---- ENTRIES

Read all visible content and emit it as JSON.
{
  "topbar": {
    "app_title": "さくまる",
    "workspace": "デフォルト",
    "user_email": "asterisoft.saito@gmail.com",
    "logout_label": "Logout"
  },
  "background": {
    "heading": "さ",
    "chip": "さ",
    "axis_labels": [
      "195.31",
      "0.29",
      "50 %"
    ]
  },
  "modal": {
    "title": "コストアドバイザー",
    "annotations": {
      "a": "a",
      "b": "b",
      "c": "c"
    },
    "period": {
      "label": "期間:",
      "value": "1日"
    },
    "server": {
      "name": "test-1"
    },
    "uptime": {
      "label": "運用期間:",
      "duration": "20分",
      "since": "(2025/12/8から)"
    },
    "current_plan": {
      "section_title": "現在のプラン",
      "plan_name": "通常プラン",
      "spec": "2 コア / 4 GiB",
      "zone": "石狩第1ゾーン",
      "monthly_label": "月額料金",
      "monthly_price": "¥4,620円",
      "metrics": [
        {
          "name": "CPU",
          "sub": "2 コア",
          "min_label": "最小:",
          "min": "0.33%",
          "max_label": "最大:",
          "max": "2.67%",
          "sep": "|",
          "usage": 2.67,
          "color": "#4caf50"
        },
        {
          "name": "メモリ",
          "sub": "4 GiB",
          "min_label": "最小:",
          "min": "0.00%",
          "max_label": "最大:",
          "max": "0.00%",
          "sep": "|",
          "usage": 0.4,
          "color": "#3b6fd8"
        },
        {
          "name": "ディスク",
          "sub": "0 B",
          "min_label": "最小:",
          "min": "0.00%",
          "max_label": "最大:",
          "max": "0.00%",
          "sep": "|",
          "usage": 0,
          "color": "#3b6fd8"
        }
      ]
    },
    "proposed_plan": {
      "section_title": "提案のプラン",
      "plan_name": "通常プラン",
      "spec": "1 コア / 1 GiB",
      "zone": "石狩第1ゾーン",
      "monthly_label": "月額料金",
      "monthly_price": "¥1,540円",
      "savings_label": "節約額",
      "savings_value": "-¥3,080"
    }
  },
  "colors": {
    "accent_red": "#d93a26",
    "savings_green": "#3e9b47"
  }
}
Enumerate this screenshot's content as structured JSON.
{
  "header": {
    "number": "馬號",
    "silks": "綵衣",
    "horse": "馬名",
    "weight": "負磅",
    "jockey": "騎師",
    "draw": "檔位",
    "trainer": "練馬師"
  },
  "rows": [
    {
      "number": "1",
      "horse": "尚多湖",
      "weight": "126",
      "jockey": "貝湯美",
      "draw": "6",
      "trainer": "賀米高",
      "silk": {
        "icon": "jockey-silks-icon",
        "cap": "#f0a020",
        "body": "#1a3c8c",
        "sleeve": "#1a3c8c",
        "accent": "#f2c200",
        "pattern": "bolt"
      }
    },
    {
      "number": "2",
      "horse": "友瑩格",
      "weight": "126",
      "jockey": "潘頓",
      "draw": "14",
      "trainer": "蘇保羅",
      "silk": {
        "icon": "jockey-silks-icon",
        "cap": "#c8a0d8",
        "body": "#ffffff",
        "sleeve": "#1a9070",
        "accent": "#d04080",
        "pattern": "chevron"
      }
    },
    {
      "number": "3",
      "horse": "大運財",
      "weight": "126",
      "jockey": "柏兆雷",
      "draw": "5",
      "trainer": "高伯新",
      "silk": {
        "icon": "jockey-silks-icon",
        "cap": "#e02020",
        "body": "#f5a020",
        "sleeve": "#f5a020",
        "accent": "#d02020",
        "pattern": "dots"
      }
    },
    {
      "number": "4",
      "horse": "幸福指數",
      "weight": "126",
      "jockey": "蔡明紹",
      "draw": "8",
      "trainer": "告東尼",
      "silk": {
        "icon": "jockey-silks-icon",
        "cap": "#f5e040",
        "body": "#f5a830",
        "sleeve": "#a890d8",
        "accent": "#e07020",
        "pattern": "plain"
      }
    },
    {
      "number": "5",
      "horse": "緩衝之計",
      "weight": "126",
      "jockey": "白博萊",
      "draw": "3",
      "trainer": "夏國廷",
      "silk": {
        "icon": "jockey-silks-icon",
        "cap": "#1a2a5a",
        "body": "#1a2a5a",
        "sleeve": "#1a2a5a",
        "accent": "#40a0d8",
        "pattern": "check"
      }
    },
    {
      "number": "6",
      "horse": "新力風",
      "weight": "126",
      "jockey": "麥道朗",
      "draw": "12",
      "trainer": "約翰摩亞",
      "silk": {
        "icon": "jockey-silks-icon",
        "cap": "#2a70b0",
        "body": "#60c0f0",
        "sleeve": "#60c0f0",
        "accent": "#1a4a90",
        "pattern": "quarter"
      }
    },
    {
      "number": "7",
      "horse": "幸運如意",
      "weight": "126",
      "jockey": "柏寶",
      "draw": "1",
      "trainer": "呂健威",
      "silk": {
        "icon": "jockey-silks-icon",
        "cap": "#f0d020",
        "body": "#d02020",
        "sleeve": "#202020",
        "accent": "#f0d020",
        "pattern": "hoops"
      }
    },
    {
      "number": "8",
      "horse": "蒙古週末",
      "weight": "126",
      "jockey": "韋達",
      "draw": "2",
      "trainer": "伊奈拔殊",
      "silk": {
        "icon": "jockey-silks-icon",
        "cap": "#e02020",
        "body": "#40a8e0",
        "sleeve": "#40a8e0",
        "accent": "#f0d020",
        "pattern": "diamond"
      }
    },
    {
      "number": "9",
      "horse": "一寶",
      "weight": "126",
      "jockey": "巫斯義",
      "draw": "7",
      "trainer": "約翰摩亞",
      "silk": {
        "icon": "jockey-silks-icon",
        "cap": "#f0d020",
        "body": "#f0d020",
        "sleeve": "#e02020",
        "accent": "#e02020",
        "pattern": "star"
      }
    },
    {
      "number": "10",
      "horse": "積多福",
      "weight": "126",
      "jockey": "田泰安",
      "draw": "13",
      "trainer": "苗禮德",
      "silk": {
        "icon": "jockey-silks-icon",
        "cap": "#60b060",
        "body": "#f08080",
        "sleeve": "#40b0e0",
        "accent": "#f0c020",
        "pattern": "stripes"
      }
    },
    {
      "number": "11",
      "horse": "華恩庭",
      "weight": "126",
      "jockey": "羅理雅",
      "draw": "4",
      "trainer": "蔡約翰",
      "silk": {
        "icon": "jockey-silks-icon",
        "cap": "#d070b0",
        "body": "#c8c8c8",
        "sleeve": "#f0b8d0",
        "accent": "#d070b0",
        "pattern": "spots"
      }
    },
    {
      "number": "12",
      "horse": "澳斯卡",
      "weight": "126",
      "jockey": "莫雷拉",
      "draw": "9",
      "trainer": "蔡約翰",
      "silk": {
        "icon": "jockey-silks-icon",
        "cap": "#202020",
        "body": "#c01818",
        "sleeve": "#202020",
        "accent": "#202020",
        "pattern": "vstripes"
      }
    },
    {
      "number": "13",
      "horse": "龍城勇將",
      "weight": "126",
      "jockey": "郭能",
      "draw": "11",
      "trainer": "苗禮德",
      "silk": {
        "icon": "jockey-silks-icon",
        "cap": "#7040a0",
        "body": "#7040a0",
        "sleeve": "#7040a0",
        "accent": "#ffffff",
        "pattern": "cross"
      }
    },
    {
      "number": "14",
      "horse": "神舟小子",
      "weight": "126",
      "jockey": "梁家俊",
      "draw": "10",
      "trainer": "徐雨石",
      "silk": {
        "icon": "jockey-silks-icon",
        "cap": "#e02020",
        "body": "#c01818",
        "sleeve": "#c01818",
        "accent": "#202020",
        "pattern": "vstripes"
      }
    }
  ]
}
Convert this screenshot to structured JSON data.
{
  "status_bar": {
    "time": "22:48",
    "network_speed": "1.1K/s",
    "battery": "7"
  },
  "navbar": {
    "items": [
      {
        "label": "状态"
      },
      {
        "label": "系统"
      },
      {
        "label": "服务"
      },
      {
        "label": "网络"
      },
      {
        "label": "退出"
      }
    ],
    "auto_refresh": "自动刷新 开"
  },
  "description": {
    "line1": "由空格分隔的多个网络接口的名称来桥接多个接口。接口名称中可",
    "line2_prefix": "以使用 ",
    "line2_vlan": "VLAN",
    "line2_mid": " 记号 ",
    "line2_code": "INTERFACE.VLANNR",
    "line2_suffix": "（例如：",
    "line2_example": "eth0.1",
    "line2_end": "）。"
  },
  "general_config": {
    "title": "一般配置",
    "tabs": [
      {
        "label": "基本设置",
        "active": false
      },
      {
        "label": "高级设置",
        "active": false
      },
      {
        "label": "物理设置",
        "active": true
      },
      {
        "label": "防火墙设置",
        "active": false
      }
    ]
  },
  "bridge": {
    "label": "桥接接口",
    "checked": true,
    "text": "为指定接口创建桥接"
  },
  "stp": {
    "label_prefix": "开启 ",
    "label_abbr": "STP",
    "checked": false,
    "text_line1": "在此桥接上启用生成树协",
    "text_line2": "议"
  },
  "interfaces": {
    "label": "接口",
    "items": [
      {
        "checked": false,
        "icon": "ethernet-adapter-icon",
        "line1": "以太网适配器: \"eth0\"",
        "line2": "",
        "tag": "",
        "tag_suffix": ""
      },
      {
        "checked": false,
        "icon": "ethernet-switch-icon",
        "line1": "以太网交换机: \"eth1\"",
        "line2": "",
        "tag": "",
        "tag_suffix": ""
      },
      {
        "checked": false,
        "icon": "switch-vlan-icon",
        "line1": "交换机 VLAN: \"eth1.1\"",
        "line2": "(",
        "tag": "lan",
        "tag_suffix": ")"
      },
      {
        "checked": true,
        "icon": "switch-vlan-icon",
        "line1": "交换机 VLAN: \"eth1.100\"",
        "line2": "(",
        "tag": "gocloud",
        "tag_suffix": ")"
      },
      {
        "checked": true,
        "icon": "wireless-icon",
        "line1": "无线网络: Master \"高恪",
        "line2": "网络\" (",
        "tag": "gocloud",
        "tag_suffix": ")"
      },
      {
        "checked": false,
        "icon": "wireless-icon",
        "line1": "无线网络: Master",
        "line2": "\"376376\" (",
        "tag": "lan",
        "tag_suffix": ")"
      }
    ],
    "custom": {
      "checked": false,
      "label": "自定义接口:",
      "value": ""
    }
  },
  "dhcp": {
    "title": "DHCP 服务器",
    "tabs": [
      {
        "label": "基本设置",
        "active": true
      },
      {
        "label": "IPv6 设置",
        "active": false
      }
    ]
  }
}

--------

### WHAT TO WORK ON:
Gather all lines where the word "content" appears.

### ANSWER FOR THE TASK:
Read all visible content and emit it as JSON.
Enumerate this screenshot's content as structured JSON.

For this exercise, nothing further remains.